### Task material ###

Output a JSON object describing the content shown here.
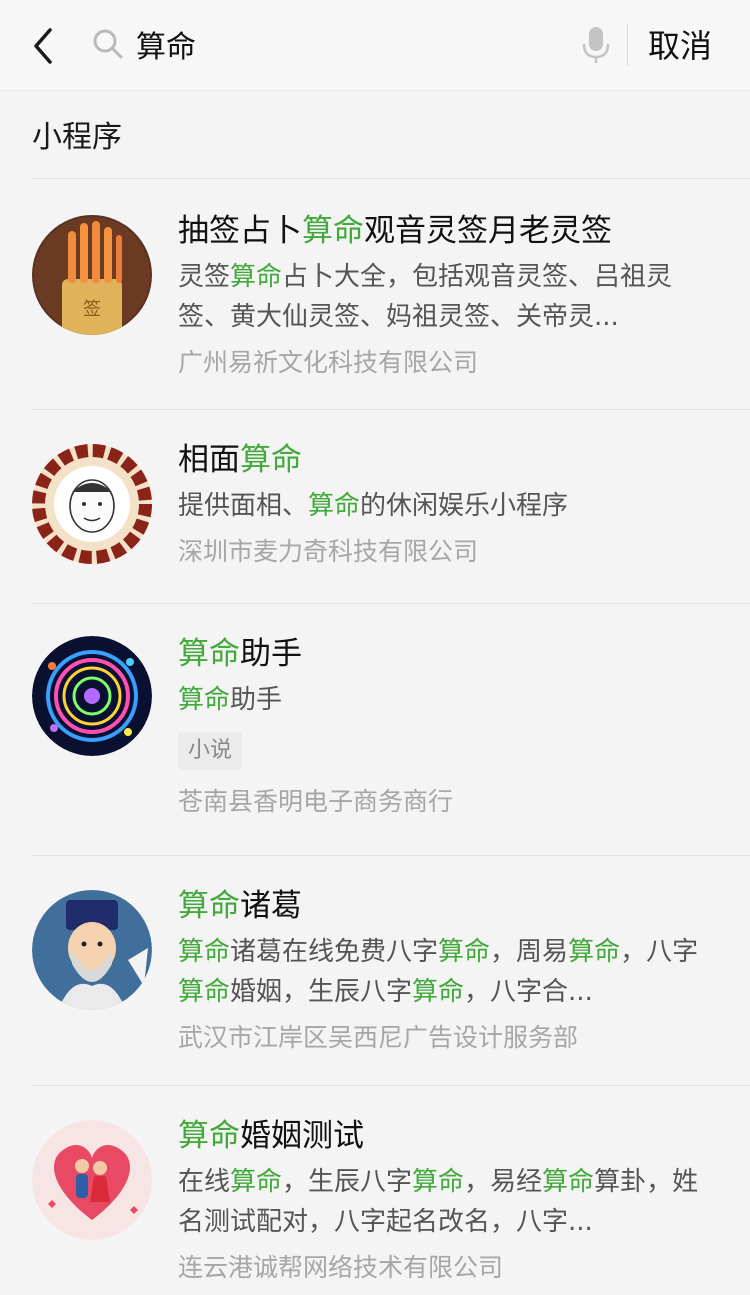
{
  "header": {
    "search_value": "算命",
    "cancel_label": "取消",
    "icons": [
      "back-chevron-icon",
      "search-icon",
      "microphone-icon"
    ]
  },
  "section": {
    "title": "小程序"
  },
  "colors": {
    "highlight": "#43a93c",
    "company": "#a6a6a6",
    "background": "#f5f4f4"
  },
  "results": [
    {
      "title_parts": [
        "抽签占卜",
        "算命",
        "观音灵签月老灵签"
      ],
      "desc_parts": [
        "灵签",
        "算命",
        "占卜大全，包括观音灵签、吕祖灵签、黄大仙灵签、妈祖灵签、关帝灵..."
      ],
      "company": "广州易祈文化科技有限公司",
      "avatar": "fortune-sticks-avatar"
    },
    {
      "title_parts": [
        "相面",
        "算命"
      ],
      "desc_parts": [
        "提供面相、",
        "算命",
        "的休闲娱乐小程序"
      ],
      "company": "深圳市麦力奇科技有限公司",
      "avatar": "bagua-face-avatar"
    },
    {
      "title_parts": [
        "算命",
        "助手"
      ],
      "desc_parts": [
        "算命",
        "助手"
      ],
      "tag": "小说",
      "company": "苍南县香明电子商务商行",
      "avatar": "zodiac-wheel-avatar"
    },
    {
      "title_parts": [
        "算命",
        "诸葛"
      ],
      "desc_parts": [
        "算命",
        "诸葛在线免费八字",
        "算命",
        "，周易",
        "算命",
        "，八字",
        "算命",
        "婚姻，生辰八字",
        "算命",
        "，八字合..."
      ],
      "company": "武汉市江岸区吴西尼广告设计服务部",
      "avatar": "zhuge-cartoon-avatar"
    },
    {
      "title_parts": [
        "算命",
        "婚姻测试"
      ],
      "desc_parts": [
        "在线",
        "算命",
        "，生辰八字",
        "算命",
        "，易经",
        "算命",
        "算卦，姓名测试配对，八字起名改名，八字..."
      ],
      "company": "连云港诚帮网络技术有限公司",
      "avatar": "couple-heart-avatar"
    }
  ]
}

###

> The problem:
Quote the entries above word for word. Leave the images out.

> Correct output:
Output a JSON object describing the content shown here.
{
  "header": {
    "search_value": "算命",
    "cancel_label": "取消",
    "icons": [
      "back-chevron-icon",
      "search-icon",
      "microphone-icon"
    ]
  },
  "section": {
    "title": "小程序"
  },
  "colors": {
    "highlight": "#43a93c",
    "company": "#a6a6a6",
    "background": "#f5f4f4"
  },
  "results": [
    {
      "title_parts": [
        "抽签占卜",
        "算命",
        "观音灵签月老灵签"
      ],
      "desc_parts": [
        "灵签",
        "算命",
        "占卜大全，包括观音灵签、吕祖灵签、黄大仙灵签、妈祖灵签、关帝灵..."
      ],
      "company": "广州易祈文化科技有限公司",
      "avatar": "fortune-sticks-avatar"
    },
    {
      "title_parts": [
        "相面",
        "算命"
      ],
      "desc_parts": [
        "提供面相、",
        "算命",
        "的休闲娱乐小程序"
      ],
      "company": "深圳市麦力奇科技有限公司",
      "avatar": "bagua-face-avatar"
    },
    {
      "title_parts": [
        "算命",
        "助手"
      ],
      "desc_parts": [
        "算命",
        "助手"
      ],
      "tag": "小说",
      "company": "苍南县香明电子商务商行",
      "avatar": "zodiac-wheel-avatar"
    },
    {
      "title_parts": [
        "算命",
        "诸葛"
      ],
      "desc_parts": [
        "算命",
        "诸葛在线免费八字",
        "算命",
        "，周易",
        "算命",
        "，八字",
        "算命",
        "婚姻，生辰八字",
        "算命",
        "，八字合..."
      ],
      "company": "武汉市江岸区吴西尼广告设计服务部",
      "avatar": "zhuge-cartoon-avatar"
    },
    {
      "title_parts": [
        "算命",
        "婚姻测试"
      ],
      "desc_parts": [
        "在线",
        "算命",
        "，生辰八字",
        "算命",
        "，易经",
        "算命",
        "算卦，姓名测试配对，八字起名改名，八字..."
      ],
      "company": "连云港诚帮网络技术有限公司",
      "avatar": "couple-heart-avatar"
    }
  ]
}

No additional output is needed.